▸ Task to carry out: Copy out all lines in the data below containing the string "TEMPORARY".
— start —
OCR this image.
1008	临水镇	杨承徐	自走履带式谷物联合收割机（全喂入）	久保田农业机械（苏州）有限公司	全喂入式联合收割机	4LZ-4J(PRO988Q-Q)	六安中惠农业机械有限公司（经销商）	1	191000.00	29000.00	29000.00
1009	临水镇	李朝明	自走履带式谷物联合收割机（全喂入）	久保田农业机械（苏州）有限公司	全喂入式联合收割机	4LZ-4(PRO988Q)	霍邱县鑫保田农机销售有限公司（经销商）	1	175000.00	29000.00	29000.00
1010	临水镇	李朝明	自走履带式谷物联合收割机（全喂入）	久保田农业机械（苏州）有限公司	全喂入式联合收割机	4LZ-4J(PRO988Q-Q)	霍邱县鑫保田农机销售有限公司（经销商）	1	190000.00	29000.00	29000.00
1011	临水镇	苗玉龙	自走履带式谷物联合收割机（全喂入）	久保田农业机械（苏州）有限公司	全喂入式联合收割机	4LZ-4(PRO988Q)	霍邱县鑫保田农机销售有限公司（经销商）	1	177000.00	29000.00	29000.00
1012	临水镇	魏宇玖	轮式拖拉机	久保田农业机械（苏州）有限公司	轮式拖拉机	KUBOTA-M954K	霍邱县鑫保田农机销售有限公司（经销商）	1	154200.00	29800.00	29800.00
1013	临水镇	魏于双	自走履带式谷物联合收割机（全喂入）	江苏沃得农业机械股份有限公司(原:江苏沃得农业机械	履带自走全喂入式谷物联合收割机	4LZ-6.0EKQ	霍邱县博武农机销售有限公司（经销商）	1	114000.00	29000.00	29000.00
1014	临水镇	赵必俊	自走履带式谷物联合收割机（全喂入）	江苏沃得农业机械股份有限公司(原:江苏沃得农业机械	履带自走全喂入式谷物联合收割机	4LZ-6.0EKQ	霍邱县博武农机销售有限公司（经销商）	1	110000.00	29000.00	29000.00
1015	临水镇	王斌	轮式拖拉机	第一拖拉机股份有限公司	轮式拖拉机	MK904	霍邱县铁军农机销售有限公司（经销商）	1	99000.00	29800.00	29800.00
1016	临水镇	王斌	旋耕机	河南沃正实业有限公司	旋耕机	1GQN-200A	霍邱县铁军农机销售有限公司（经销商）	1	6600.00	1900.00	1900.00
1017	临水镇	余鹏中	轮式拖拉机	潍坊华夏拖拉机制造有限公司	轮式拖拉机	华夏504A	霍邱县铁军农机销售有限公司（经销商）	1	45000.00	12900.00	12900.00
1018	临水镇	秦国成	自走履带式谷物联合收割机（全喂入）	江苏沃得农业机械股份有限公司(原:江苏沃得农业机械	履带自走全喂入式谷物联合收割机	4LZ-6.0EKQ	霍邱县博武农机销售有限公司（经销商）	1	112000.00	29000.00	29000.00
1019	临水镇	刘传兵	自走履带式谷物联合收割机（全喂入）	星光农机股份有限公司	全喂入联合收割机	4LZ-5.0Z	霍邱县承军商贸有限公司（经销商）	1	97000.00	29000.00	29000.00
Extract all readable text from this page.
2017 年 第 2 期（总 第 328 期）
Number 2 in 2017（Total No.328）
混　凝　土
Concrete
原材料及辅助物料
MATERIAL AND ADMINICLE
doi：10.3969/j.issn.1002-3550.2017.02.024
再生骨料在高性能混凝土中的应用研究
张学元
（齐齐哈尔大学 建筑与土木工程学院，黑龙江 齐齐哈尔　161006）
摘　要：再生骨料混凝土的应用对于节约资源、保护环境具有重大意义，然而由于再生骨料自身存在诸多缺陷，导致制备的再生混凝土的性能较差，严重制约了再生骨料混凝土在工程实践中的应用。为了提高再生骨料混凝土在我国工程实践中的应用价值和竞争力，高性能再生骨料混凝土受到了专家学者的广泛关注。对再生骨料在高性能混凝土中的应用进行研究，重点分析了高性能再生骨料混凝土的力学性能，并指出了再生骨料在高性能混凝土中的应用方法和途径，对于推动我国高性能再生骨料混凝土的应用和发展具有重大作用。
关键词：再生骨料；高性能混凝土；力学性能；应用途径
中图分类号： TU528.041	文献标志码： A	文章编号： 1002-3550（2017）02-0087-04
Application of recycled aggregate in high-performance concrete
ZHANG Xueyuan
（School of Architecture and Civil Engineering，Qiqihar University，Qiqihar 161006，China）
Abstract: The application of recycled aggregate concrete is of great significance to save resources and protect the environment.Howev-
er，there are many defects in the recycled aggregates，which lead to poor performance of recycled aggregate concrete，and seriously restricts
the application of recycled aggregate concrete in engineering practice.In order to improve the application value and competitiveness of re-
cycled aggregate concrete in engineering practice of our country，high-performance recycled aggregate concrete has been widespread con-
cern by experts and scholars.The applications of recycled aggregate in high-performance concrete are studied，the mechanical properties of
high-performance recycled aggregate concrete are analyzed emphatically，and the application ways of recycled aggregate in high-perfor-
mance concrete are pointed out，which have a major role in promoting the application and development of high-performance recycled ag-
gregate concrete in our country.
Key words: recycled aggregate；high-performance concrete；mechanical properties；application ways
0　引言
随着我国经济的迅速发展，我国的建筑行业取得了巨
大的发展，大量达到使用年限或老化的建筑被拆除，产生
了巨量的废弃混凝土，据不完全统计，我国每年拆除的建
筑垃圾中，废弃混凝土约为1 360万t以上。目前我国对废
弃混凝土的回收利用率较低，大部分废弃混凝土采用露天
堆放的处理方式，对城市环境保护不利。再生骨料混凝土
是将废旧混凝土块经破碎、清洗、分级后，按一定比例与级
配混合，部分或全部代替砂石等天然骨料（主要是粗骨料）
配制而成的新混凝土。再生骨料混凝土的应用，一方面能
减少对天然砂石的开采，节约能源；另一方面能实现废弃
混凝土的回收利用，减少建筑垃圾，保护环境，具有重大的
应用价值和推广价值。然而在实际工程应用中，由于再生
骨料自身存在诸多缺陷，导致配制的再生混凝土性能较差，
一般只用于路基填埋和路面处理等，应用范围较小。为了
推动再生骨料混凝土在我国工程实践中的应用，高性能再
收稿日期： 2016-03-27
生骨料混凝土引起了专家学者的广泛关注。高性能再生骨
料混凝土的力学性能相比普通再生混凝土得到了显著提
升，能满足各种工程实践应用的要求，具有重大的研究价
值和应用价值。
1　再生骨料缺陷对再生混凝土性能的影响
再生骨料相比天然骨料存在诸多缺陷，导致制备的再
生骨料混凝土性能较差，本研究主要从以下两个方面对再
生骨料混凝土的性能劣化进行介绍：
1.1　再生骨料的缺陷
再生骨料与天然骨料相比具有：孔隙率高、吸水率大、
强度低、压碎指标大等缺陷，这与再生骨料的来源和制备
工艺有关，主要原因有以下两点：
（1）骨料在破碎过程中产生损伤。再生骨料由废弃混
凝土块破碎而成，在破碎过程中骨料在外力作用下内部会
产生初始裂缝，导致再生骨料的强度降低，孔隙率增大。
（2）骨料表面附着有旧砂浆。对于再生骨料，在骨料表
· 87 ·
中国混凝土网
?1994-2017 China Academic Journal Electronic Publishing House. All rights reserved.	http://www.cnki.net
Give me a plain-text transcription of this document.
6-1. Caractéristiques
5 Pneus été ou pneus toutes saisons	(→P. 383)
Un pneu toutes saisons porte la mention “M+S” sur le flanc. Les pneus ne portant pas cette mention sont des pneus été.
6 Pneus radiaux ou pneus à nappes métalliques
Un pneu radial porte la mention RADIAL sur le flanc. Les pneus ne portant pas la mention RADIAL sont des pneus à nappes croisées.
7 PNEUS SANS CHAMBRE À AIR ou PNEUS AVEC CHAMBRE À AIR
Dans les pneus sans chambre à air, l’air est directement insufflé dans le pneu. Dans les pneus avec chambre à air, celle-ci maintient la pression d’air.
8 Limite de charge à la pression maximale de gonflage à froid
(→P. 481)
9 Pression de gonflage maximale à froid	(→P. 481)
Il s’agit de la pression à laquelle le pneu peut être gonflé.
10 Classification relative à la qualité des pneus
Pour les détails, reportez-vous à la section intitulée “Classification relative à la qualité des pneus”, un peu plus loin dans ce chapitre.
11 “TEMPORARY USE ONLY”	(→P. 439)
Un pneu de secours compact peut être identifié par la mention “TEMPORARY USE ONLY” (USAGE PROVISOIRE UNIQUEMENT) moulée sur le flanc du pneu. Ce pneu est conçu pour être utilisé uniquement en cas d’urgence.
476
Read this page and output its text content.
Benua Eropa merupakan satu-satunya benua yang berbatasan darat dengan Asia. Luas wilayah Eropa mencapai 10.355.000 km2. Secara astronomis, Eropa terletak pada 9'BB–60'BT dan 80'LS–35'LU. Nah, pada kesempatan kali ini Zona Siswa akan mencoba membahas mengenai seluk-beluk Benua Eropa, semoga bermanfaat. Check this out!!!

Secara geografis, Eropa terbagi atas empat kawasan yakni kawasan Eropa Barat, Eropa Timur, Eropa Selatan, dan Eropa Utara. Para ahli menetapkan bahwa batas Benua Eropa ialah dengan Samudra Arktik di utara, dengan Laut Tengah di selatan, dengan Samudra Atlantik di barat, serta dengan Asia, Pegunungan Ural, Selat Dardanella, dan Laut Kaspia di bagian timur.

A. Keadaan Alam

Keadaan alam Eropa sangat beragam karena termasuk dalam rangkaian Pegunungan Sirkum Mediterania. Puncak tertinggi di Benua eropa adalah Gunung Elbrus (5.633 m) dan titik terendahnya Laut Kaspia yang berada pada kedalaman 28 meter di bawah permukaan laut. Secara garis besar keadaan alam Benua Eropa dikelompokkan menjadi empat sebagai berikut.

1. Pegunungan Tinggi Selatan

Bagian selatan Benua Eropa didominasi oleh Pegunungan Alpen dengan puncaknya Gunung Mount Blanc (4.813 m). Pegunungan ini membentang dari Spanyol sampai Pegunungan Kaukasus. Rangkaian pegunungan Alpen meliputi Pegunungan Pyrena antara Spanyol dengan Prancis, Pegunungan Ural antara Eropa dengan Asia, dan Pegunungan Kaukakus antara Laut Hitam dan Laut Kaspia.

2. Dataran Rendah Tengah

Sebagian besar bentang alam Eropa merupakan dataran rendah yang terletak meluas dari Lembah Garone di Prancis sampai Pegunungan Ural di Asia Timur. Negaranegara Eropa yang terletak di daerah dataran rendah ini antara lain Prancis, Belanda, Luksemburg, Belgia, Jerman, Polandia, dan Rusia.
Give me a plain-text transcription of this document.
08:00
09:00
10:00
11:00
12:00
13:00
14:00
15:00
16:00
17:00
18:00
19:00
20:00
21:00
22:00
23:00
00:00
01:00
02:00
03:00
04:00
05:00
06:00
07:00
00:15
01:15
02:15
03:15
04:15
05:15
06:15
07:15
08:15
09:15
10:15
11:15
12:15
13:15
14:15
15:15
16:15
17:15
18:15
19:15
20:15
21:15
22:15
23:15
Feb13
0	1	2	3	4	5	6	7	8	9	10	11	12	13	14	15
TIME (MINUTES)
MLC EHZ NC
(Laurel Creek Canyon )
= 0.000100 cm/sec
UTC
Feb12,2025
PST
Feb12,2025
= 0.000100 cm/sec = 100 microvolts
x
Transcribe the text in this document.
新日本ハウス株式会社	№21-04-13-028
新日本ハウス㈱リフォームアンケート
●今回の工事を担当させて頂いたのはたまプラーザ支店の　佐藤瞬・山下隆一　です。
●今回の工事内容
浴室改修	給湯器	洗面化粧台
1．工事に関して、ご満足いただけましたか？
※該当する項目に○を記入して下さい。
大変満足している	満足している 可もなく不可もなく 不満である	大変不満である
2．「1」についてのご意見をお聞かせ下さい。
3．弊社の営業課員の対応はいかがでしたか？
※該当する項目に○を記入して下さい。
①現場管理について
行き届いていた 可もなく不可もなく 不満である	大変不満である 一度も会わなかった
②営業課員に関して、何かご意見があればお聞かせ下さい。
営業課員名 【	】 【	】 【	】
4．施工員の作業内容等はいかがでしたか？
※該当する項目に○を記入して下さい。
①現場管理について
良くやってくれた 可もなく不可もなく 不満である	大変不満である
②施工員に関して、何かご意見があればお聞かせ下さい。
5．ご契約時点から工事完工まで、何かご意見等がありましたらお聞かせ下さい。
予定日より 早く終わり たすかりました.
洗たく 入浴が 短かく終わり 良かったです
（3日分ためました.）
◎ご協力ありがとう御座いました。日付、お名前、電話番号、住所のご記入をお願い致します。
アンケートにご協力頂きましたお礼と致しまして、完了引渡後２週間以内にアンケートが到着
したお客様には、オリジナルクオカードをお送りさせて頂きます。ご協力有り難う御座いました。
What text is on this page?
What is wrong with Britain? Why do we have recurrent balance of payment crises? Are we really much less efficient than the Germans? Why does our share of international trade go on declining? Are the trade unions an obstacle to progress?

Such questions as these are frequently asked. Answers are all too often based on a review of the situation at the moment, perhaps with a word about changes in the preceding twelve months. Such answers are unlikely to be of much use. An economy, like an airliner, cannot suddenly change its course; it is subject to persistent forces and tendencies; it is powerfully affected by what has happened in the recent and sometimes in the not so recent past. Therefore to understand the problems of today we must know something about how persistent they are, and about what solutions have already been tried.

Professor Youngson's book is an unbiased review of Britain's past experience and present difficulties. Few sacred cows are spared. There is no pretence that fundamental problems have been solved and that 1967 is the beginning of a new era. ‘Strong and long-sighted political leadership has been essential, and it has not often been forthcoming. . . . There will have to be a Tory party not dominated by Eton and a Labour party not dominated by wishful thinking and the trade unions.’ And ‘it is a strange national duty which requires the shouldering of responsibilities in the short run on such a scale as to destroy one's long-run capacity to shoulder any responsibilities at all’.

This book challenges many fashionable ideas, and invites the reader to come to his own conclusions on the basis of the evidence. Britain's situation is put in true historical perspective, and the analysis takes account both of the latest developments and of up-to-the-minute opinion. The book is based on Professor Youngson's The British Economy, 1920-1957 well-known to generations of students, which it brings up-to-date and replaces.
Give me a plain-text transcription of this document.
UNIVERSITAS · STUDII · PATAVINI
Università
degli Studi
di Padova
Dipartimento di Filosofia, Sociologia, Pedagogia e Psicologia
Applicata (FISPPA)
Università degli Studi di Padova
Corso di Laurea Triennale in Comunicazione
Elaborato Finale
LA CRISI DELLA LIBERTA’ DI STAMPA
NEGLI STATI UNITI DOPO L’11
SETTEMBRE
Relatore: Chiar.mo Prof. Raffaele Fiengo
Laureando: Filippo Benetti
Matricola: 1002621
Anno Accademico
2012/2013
— end —
▸ Solution to the problem:
11 “TEMPORARY USE ONLY”	(→P. 439)
Un pneu de secours compact peut être identifié par la mention “TEMPORARY USE ONLY” (USAGE PROVISOIRE UNIQUEMENT) moulée sur le flanc du pneu. Ce pneu est conçu pour être utilisé uniquement en cas d’urgence.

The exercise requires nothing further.